→ **EXERCISE AIM**
Write out only the tail of the records, beginning at the line containing "What text is on this page?" and including the last line, exactly as written.

→ **DATASET ENTRIES**
++++++++++++++++++++

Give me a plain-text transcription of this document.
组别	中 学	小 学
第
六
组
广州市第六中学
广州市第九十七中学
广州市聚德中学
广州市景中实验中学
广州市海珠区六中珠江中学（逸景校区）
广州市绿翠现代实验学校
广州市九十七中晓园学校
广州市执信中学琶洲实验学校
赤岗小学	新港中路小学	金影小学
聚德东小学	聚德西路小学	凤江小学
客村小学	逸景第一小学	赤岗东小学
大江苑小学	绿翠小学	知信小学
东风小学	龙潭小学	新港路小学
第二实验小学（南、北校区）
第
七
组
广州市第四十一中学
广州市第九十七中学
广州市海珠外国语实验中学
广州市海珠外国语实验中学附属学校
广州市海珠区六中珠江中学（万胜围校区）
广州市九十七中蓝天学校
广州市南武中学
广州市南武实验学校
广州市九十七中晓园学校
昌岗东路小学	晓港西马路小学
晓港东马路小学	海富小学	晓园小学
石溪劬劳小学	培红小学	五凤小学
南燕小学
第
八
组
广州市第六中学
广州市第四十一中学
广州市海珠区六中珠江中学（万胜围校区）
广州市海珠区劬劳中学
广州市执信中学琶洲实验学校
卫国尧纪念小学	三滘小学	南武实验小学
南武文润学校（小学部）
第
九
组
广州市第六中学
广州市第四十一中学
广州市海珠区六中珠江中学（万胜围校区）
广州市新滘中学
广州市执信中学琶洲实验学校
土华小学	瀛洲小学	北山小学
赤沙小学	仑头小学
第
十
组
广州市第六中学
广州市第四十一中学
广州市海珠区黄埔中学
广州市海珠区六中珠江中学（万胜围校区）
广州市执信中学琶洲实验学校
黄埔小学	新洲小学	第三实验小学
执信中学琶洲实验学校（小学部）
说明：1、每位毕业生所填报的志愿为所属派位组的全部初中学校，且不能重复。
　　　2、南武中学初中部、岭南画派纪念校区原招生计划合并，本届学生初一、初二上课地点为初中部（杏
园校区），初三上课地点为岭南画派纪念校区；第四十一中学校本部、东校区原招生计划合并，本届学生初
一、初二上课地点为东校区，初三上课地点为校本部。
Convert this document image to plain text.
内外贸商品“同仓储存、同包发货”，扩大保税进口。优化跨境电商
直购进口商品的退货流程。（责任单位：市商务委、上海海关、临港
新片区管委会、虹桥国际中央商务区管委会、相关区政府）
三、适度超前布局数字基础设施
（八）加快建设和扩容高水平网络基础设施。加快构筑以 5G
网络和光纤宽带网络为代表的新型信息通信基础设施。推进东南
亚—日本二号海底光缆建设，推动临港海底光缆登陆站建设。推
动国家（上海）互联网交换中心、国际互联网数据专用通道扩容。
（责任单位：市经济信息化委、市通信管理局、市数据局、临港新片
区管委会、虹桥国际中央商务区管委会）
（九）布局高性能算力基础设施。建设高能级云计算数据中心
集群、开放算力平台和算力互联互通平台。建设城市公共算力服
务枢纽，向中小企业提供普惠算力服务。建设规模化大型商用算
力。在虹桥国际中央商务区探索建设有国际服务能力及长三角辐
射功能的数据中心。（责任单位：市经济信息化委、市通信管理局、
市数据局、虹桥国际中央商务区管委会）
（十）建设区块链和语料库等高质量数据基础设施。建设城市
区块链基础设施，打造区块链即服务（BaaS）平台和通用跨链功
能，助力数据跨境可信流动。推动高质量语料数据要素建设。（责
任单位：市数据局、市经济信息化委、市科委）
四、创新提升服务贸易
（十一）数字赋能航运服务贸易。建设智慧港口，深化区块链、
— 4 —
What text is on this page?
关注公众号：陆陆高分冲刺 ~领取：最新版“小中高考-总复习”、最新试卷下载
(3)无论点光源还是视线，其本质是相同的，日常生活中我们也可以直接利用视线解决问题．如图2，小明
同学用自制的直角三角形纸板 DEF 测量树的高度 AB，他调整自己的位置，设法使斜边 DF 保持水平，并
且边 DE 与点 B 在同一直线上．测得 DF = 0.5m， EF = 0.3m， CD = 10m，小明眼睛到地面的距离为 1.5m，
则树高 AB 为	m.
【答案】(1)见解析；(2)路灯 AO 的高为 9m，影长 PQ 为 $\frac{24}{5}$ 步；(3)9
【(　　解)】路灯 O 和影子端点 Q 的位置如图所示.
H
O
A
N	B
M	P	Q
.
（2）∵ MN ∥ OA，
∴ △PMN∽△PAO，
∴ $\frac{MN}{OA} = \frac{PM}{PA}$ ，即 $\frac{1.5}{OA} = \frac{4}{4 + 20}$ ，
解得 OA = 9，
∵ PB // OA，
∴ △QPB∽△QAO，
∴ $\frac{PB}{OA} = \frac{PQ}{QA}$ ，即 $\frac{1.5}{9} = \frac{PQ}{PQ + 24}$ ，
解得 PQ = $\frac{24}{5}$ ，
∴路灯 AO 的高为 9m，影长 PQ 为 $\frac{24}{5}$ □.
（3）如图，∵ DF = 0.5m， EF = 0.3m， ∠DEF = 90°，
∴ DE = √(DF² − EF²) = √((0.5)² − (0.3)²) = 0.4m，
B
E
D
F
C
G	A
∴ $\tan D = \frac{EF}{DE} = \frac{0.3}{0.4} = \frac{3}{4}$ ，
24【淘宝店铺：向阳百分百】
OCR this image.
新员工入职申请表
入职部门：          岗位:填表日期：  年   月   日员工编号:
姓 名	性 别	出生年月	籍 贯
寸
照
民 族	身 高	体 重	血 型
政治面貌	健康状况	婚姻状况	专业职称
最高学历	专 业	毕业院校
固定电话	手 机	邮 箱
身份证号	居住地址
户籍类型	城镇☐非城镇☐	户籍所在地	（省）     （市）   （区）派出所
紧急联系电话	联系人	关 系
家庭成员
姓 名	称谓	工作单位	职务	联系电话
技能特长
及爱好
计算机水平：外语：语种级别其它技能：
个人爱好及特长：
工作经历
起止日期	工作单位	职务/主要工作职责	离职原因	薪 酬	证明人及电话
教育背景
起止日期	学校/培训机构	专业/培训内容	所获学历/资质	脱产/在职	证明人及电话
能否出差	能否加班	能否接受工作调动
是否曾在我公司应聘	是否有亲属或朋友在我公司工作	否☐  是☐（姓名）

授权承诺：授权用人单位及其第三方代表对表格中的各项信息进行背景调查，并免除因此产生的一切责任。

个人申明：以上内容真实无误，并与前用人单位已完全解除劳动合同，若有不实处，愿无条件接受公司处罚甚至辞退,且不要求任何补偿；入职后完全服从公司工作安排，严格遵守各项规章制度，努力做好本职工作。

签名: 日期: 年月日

++++++++++++++++++++

→ **THE ANSWER**
What text is on this page?
关注公众号：陆陆高分冲刺 ~领取：最新版“小中高考-总复习”、最新试卷下载
(3)无论点光源还是视线，其本质是相同的，日常生活中我们也可以直接利用视线解决问题．如图2，小明
同学用自制的直角三角形纸板 DEF 测量树的高度 AB，他调整自己的位置，设法使斜边 DF 保持水平，并
且边 DE 与点 B 在同一直线上．测得 DF = 0.5m， EF = 0.3m， CD = 10m，小明眼睛到地面的距离为 1.5m，
则树高 AB 为	m.
【答案】(1)见解析；(2)路灯 AO 的高为 9m，影长 PQ 为 $\frac{24}{5}$ 步；(3)9
【(　　解)】路灯 O 和影子端点 Q 的位置如图所示.
H
O
A
N	B
M	P	Q
.
（2）∵ MN ∥ OA，
∴ △PMN∽△PAO，
∴ $\frac{MN}{OA} = \frac{PM}{PA}$ ，即 $\frac{1.5}{OA} = \frac{4}{4 + 20}$ ，
解得 OA = 9，
∵ PB // OA，
∴ △QPB∽△QAO，
∴ $\frac{PB}{OA} = \frac{PQ}{QA}$ ，即 $\frac{1.5}{9} = \frac{PQ}{PQ + 24}$ ，
解得 PQ = $\frac{24}{5}$ ，
∴路灯 AO 的高为 9m，影长 PQ 为 $\frac{24}{5}$ □.
（3）如图，∵ DF = 0.5m， EF = 0.3m， ∠DEF = 90°，
∴ DE = √(DF² − EF²) = √((0.5)² − (0.3)²) = 0.4m，
B
E
D
F
C
G	A
∴ $\tan D = \frac{EF}{DE} = \frac{0.3}{0.4} = \frac{3}{4}$ ，
24【淘宝店铺：向阳百分百】
OCR this image.
新员工入职申请表
入职部门：          岗位:填表日期：  年   月   日员工编号:
姓 名	性 别	出生年月	籍 贯
寸
照
民 族	身 高	体 重	血 型
政治面貌	健康状况	婚姻状况	专业职称
最高学历	专 业	毕业院校
固定电话	手 机	邮 箱
身份证号	居住地址
户籍类型	城镇☐非城镇☐	户籍所在地	（省）     （市）   （区）派出所
紧急联系电话	联系人	关 系
家庭成员
姓 名	称谓	工作单位	职务	联系电话
技能特长
及爱好
计算机水平：外语：语种级别其它技能：
个人爱好及特长：
工作经历
起止日期	工作单位	职务/主要工作职责	离职原因	薪 酬	证明人及电话
教育背景
起止日期	学校/培训机构	专业/培训内容	所获学历/资质	脱产/在职	证明人及电话
能否出差	能否加班	能否接受工作调动
是否曾在我公司应聘	是否有亲属或朋友在我公司工作	否☐  是☐（姓名）

授权承诺：授权用人单位及其第三方代表对表格中的各项信息进行背景调查，并免除因此产生的一切责任。

个人申明：以上内容真实无误，并与前用人单位已完全解除劳动合同，若有不实处，愿无条件接受公司处罚甚至辞退,且不要求任何补偿；入职后完全服从公司工作安排，严格遵守各项规章制度，努力做好本职工作。

签名: 日期: 年月日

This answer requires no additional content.